(Records that describe figures)
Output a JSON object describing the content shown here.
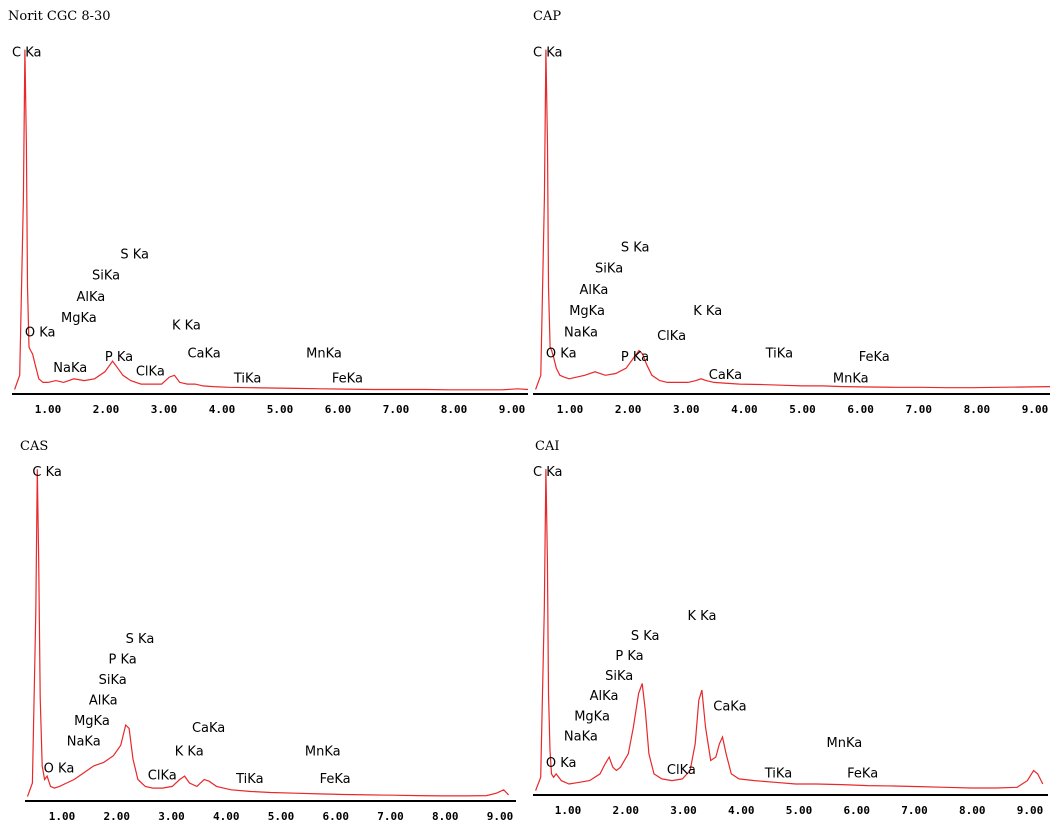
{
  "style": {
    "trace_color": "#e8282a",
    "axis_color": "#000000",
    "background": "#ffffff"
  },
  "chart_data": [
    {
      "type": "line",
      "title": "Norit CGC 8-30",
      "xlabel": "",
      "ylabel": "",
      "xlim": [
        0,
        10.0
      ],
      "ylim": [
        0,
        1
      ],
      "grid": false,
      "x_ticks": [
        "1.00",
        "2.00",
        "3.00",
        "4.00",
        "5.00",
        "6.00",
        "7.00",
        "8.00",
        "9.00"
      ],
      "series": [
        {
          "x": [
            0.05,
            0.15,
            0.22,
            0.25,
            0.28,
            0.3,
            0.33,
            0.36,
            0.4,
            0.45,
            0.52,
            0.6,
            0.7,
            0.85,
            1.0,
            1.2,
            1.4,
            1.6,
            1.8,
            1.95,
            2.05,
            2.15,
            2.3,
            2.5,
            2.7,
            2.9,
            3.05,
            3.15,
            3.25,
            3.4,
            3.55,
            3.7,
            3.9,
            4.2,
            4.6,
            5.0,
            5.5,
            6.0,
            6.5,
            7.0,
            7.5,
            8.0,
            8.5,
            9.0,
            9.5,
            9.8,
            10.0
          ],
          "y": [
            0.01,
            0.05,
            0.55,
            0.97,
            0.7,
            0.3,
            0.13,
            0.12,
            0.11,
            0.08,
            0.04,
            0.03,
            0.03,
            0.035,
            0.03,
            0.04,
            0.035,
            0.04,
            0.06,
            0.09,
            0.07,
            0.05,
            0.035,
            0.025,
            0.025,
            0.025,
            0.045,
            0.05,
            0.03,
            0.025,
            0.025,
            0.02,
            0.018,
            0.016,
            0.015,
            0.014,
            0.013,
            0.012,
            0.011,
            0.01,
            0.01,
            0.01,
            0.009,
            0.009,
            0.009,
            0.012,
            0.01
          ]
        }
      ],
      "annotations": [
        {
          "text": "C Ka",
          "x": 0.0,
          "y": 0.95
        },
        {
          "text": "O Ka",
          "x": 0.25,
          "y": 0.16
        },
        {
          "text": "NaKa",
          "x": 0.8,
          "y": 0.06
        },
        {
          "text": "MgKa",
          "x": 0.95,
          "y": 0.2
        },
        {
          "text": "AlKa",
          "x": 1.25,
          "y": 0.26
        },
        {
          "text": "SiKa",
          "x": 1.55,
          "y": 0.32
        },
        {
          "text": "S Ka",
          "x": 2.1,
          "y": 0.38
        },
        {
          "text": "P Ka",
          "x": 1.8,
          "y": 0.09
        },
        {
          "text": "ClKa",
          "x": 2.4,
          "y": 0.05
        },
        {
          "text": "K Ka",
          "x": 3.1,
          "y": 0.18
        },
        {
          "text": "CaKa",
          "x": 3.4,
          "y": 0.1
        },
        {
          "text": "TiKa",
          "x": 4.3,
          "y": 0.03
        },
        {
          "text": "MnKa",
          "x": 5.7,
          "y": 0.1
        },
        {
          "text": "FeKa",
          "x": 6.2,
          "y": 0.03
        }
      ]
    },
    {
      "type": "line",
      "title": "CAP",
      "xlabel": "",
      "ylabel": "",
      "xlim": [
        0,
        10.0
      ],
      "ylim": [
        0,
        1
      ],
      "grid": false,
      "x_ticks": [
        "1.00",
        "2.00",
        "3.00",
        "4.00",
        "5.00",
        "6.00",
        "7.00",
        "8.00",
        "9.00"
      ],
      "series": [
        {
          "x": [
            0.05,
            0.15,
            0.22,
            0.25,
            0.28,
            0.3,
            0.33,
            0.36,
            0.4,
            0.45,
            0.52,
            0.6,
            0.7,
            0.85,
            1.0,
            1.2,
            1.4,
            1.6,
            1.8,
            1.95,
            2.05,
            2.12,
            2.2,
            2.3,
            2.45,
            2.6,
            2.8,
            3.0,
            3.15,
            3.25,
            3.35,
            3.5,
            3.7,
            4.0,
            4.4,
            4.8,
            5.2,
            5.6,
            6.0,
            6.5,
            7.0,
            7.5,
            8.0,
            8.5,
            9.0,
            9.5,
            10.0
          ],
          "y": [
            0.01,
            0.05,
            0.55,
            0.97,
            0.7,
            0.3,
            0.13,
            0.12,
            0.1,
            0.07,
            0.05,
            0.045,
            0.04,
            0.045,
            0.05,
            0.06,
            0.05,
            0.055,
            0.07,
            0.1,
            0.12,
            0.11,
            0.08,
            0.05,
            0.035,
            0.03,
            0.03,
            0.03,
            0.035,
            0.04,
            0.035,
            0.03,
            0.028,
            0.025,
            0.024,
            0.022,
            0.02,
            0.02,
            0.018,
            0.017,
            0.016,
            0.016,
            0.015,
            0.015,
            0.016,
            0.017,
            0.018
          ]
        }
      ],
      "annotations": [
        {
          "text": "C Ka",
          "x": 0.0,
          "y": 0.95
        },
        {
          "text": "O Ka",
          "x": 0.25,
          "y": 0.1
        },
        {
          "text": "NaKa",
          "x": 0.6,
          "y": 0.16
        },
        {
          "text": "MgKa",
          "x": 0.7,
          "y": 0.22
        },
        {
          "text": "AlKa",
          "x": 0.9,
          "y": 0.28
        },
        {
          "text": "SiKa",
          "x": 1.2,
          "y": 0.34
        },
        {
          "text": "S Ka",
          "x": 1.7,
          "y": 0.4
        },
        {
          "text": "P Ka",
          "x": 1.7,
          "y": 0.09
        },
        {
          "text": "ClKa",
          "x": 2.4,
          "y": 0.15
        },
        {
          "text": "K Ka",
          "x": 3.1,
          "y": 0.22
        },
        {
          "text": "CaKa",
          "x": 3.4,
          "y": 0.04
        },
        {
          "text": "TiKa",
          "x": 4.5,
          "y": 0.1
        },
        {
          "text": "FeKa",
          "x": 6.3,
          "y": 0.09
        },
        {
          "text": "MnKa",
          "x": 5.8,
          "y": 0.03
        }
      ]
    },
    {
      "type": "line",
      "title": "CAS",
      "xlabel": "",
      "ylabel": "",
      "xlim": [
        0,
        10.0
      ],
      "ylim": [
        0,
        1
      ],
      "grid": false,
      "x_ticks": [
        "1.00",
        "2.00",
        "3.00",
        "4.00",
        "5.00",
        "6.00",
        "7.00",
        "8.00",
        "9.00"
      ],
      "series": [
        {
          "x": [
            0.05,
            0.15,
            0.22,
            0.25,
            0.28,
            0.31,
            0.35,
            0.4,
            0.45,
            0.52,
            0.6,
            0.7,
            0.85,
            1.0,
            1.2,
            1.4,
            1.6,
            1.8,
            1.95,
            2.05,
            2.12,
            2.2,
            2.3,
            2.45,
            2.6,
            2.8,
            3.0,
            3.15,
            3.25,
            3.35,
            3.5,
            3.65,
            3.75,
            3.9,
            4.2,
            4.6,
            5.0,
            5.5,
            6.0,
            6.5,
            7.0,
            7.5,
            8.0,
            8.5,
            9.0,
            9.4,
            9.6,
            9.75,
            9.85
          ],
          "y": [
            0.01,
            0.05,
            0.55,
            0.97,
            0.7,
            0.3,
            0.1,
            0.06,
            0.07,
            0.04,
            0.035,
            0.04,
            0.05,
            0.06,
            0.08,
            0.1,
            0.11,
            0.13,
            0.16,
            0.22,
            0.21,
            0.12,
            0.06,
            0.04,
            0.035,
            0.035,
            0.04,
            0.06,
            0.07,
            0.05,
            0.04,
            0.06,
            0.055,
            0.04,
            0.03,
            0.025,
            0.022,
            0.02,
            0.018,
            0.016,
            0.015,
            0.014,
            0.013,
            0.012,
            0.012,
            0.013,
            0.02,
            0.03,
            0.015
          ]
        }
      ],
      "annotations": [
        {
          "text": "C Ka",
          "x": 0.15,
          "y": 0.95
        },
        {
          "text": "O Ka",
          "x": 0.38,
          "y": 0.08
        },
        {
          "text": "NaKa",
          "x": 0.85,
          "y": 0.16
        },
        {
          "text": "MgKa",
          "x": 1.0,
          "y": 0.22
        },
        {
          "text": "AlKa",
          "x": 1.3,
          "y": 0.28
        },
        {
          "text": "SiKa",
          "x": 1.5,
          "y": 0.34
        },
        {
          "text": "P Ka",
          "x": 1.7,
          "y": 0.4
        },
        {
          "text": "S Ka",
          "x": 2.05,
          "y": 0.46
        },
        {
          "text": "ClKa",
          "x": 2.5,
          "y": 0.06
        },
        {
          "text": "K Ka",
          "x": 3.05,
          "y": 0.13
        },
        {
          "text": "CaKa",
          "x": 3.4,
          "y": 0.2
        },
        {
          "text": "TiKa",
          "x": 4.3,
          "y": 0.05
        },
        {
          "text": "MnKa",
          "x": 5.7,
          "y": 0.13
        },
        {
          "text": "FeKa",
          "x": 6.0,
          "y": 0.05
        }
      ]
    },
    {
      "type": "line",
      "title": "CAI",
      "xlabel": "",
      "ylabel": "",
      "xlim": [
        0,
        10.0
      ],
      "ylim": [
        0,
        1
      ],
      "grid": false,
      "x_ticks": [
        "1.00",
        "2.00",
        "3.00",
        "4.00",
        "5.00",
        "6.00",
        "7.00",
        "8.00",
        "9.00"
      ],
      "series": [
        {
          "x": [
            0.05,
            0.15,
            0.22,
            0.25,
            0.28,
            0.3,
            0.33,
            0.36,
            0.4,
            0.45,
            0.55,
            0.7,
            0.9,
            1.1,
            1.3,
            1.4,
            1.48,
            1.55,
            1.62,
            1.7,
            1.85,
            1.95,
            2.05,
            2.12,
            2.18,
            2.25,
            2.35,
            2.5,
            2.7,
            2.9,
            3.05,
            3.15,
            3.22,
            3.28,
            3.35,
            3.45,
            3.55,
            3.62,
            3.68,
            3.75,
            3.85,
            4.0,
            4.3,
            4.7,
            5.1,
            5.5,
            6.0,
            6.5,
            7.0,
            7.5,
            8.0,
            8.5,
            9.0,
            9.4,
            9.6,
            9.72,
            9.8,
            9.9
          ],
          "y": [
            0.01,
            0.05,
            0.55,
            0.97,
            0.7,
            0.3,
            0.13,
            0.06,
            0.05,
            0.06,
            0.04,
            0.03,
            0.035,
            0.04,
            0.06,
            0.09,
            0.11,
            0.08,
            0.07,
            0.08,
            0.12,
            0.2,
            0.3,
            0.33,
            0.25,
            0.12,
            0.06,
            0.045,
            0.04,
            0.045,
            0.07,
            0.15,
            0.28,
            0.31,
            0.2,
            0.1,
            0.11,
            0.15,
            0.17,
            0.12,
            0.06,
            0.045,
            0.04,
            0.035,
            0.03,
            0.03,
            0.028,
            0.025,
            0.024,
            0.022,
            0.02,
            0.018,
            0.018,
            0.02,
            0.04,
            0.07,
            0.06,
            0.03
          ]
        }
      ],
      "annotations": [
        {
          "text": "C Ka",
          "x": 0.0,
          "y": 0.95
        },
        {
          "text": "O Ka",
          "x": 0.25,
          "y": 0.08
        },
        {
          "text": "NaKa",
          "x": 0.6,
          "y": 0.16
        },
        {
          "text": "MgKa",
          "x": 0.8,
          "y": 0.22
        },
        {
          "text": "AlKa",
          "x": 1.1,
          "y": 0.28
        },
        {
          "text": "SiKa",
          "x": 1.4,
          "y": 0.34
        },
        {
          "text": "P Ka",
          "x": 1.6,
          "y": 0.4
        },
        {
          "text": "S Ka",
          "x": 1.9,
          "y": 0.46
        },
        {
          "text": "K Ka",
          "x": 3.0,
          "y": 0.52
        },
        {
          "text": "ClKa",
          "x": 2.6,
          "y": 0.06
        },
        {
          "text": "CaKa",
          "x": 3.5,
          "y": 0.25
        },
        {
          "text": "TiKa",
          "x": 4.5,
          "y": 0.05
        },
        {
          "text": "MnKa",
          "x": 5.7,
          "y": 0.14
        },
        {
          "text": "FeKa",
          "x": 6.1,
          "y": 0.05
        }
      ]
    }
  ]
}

→ **Problem requirements**
Count every line in the listing above that holds "title", then report only the count.

→ **Solution to this task**
4